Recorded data
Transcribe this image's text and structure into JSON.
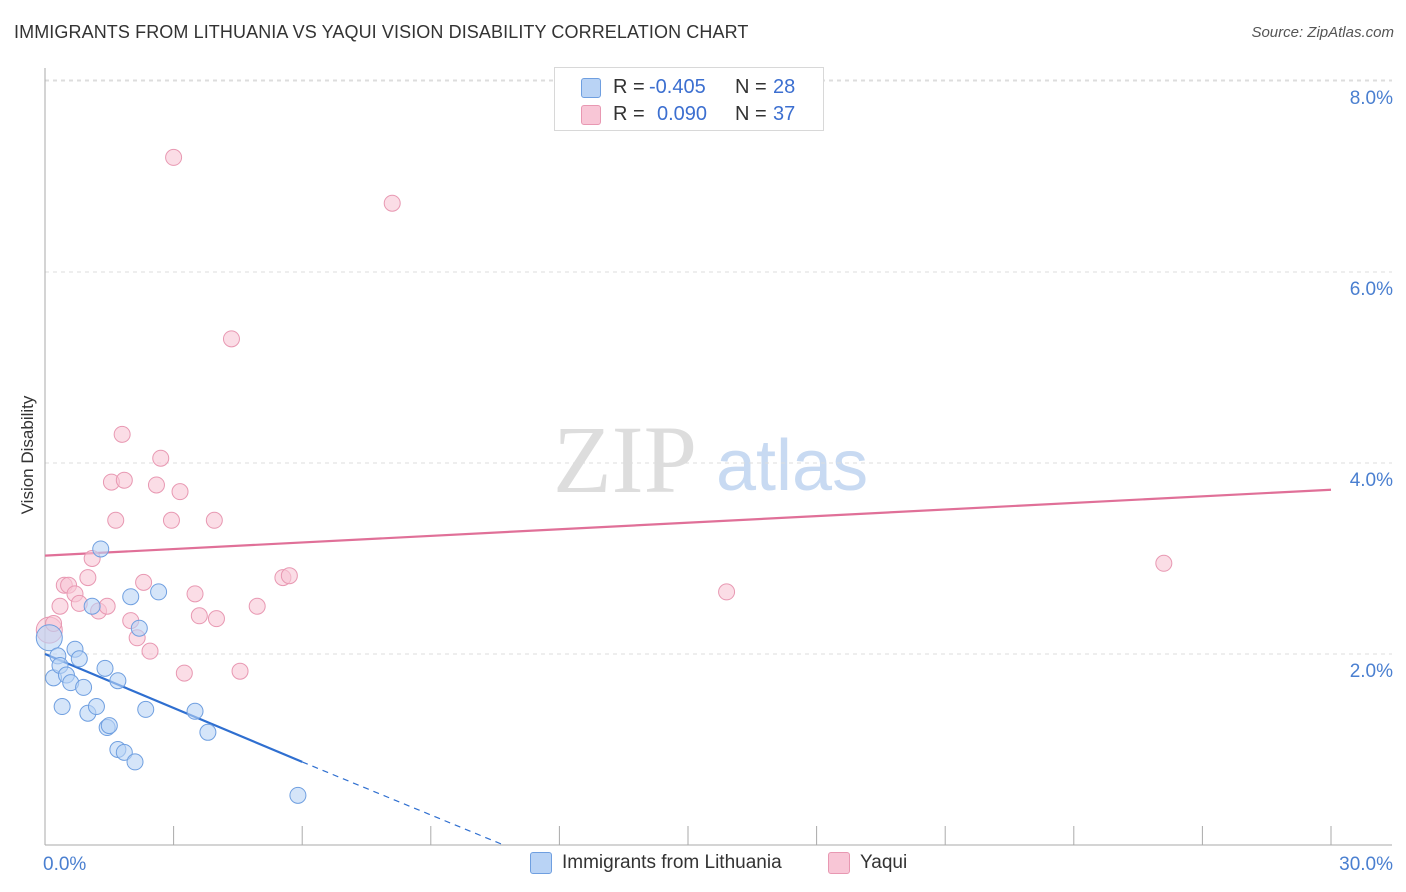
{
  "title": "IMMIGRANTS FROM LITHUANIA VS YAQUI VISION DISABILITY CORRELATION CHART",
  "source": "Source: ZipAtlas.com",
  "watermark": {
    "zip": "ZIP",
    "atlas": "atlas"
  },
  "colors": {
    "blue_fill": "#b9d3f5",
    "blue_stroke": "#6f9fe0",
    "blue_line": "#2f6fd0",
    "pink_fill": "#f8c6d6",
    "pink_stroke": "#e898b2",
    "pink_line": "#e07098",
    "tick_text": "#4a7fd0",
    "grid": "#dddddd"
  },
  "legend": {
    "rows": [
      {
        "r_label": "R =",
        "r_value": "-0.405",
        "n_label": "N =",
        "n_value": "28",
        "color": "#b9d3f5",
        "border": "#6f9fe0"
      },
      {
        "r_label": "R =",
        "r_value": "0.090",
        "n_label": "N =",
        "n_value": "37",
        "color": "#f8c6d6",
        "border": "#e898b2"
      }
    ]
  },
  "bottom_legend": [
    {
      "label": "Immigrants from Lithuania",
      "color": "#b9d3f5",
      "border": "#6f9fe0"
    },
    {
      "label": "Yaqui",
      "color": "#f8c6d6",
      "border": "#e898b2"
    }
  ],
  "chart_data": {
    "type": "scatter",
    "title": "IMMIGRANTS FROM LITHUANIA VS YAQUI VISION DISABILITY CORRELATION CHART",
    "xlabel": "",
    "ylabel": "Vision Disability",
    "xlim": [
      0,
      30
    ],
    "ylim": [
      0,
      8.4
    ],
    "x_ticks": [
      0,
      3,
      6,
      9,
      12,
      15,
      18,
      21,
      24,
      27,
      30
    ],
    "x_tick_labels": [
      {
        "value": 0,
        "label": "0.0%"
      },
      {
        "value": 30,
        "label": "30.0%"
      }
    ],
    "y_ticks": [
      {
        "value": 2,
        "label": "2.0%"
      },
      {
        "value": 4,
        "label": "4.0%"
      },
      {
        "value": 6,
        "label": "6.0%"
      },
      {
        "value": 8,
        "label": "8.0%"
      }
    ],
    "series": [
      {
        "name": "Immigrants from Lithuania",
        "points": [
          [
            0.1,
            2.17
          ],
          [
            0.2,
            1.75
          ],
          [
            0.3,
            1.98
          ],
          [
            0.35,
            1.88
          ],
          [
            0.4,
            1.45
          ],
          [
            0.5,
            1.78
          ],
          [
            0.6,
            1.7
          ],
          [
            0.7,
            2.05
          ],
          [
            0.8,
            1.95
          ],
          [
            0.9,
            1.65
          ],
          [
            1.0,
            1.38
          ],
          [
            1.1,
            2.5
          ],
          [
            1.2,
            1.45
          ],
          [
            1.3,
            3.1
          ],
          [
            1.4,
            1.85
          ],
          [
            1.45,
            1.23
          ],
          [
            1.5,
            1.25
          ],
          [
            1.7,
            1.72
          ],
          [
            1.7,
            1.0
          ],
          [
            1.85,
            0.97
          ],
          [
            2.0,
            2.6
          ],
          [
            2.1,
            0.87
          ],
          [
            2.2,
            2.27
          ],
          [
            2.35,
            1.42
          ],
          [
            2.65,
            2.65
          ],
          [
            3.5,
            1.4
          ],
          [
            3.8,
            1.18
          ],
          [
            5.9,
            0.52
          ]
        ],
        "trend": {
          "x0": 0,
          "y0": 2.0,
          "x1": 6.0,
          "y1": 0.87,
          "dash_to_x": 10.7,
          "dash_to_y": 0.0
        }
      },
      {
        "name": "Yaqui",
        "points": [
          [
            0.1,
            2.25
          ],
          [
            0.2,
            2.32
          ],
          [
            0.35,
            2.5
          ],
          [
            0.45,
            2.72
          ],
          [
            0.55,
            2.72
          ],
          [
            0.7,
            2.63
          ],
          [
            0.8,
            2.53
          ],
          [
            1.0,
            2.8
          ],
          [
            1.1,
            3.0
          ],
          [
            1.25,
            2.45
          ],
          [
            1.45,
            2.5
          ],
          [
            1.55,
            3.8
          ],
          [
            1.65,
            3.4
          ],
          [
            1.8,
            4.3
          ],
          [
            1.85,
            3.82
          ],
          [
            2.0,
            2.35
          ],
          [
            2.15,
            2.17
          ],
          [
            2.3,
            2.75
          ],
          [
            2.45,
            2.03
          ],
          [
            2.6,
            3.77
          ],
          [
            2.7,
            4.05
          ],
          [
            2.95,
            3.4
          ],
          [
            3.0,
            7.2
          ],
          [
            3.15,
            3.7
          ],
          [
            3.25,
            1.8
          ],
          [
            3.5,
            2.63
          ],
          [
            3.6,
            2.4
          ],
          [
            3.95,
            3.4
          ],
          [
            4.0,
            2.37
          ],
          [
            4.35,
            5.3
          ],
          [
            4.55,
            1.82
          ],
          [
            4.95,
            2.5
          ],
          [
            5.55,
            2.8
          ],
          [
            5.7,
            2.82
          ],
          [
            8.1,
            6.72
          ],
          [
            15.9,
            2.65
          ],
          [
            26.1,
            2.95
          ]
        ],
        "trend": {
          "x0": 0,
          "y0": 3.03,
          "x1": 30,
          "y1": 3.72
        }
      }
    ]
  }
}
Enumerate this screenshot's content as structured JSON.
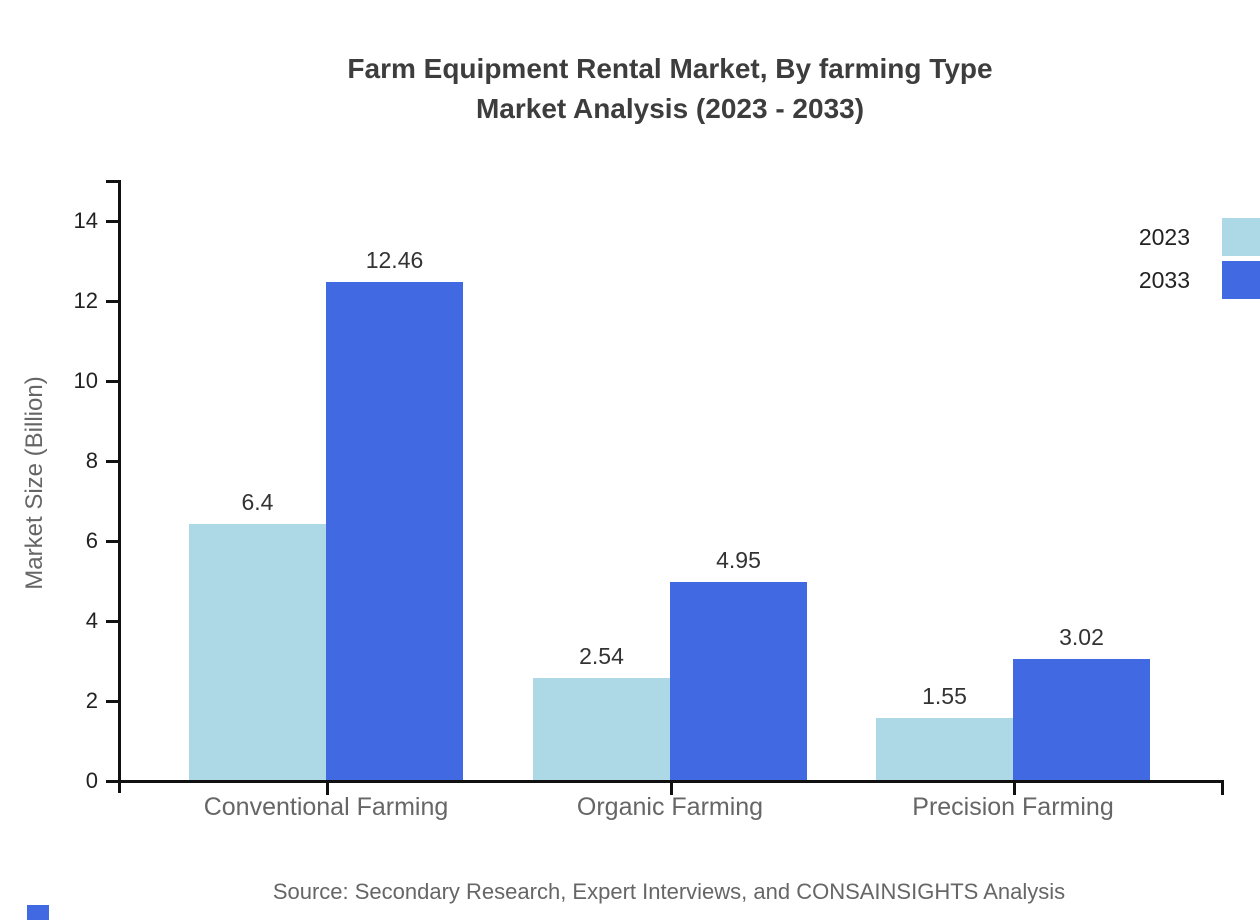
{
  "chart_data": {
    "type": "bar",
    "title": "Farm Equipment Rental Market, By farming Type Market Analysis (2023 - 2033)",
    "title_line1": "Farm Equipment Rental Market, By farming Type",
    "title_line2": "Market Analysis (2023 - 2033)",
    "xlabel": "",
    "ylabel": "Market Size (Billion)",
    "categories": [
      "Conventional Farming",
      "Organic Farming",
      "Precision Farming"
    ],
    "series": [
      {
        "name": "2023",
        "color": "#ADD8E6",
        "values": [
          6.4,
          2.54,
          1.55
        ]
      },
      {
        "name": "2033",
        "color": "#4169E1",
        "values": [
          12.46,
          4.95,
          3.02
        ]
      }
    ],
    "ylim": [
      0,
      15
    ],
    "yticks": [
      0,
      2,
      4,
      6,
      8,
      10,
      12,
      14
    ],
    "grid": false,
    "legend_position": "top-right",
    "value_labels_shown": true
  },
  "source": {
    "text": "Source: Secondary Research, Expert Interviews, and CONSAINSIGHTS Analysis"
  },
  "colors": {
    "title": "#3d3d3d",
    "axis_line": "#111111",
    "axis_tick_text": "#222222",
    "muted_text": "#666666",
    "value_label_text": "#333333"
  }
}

→ Problem statement: The records above need to be given again exactly. Omit the pictures.

→ Response:
Transcribe this image's text and structure into JSON.
{
  "title": "IMMIGRANTS FROM LITHUANIA VS YAQUI VISION DISABILITY CORRELATION CHART",
  "source": "Source: ZipAtlas.com",
  "watermark": {
    "zip": "ZIP",
    "atlas": "atlas"
  },
  "colors": {
    "blue_fill": "#b9d3f5",
    "blue_stroke": "#6f9fe0",
    "blue_line": "#2f6fd0",
    "pink_fill": "#f8c6d6",
    "pink_stroke": "#e898b2",
    "pink_line": "#e07098",
    "tick_text": "#4a7fd0",
    "grid": "#dddddd"
  },
  "legend": {
    "rows": [
      {
        "r_label": "R =",
        "r_value": "-0.405",
        "n_label": "N =",
        "n_value": "28",
        "color": "#b9d3f5",
        "border": "#6f9fe0"
      },
      {
        "r_label": "R =",
        "r_value": "0.090",
        "n_label": "N =",
        "n_value": "37",
        "color": "#f8c6d6",
        "border": "#e898b2"
      }
    ]
  },
  "bottom_legend": [
    {
      "label": "Immigrants from Lithuania",
      "color": "#b9d3f5",
      "border": "#6f9fe0"
    },
    {
      "label": "Yaqui",
      "color": "#f8c6d6",
      "border": "#e898b2"
    }
  ],
  "chart_data": {
    "type": "scatter",
    "title": "IMMIGRANTS FROM LITHUANIA VS YAQUI VISION DISABILITY CORRELATION CHART",
    "xlabel": "",
    "ylabel": "Vision Disability",
    "xlim": [
      0,
      30
    ],
    "ylim": [
      0,
      8.4
    ],
    "x_ticks": [
      0,
      3,
      6,
      9,
      12,
      15,
      18,
      21,
      24,
      27,
      30
    ],
    "x_tick_labels": [
      {
        "value": 0,
        "label": "0.0%"
      },
      {
        "value": 30,
        "label": "30.0%"
      }
    ],
    "y_ticks": [
      {
        "value": 2,
        "label": "2.0%"
      },
      {
        "value": 4,
        "label": "4.0%"
      },
      {
        "value": 6,
        "label": "6.0%"
      },
      {
        "value": 8,
        "label": "8.0%"
      }
    ],
    "series": [
      {
        "name": "Immigrants from Lithuania",
        "points": [
          [
            0.1,
            2.17
          ],
          [
            0.2,
            1.75
          ],
          [
            0.3,
            1.98
          ],
          [
            0.35,
            1.88
          ],
          [
            0.4,
            1.45
          ],
          [
            0.5,
            1.78
          ],
          [
            0.6,
            1.7
          ],
          [
            0.7,
            2.05
          ],
          [
            0.8,
            1.95
          ],
          [
            0.9,
            1.65
          ],
          [
            1.0,
            1.38
          ],
          [
            1.1,
            2.5
          ],
          [
            1.2,
            1.45
          ],
          [
            1.3,
            3.1
          ],
          [
            1.4,
            1.85
          ],
          [
            1.45,
            1.23
          ],
          [
            1.5,
            1.25
          ],
          [
            1.7,
            1.72
          ],
          [
            1.7,
            1.0
          ],
          [
            1.85,
            0.97
          ],
          [
            2.0,
            2.6
          ],
          [
            2.1,
            0.87
          ],
          [
            2.2,
            2.27
          ],
          [
            2.35,
            1.42
          ],
          [
            2.65,
            2.65
          ],
          [
            3.5,
            1.4
          ],
          [
            3.8,
            1.18
          ],
          [
            5.9,
            0.52
          ]
        ],
        "trend": {
          "x0": 0,
          "y0": 2.0,
          "x1": 6.0,
          "y1": 0.87,
          "dash_to_x": 10.7,
          "dash_to_y": 0.0
        }
      },
      {
        "name": "Yaqui",
        "points": [
          [
            0.1,
            2.25
          ],
          [
            0.2,
            2.32
          ],
          [
            0.35,
            2.5
          ],
          [
            0.45,
            2.72
          ],
          [
            0.55,
            2.72
          ],
          [
            0.7,
            2.63
          ],
          [
            0.8,
            2.53
          ],
          [
            1.0,
            2.8
          ],
          [
            1.1,
            3.0
          ],
          [
            1.25,
            2.45
          ],
          [
            1.45,
            2.5
          ],
          [
            1.55,
            3.8
          ],
          [
            1.65,
            3.4
          ],
          [
            1.8,
            4.3
          ],
          [
            1.85,
            3.82
          ],
          [
            2.0,
            2.35
          ],
          [
            2.15,
            2.17
          ],
          [
            2.3,
            2.75
          ],
          [
            2.45,
            2.03
          ],
          [
            2.6,
            3.77
          ],
          [
            2.7,
            4.05
          ],
          [
            2.95,
            3.4
          ],
          [
            3.0,
            7.2
          ],
          [
            3.15,
            3.7
          ],
          [
            3.25,
            1.8
          ],
          [
            3.5,
            2.63
          ],
          [
            3.6,
            2.4
          ],
          [
            3.95,
            3.4
          ],
          [
            4.0,
            2.37
          ],
          [
            4.35,
            5.3
          ],
          [
            4.55,
            1.82
          ],
          [
            4.95,
            2.5
          ],
          [
            5.55,
            2.8
          ],
          [
            5.7,
            2.82
          ],
          [
            8.1,
            6.72
          ],
          [
            15.9,
            2.65
          ],
          [
            26.1,
            2.95
          ]
        ],
        "trend": {
          "x0": 0,
          "y0": 3.03,
          "x1": 30,
          "y1": 3.72
        }
      }
    ]
  }
}
Enumerate this screenshot's content as structured JSON.
{
  "chart_data": {
    "type": "bar",
    "title": "Farm Equipment Rental Market, By farming Type Market Analysis (2023 - 2033)",
    "title_line1": "Farm Equipment Rental Market, By farming Type",
    "title_line2": "Market Analysis (2023 - 2033)",
    "xlabel": "",
    "ylabel": "Market Size (Billion)",
    "categories": [
      "Conventional Farming",
      "Organic Farming",
      "Precision Farming"
    ],
    "series": [
      {
        "name": "2023",
        "color": "#ADD8E6",
        "values": [
          6.4,
          2.54,
          1.55
        ]
      },
      {
        "name": "2033",
        "color": "#4169E1",
        "values": [
          12.46,
          4.95,
          3.02
        ]
      }
    ],
    "ylim": [
      0,
      15
    ],
    "yticks": [
      0,
      2,
      4,
      6,
      8,
      10,
      12,
      14
    ],
    "grid": false,
    "legend_position": "top-right",
    "value_labels_shown": true
  },
  "source": {
    "text": "Source: Secondary Research, Expert Interviews, and CONSAINSIGHTS Analysis"
  },
  "colors": {
    "title": "#3d3d3d",
    "axis_line": "#111111",
    "axis_tick_text": "#222222",
    "muted_text": "#666666",
    "value_label_text": "#333333"
  }
}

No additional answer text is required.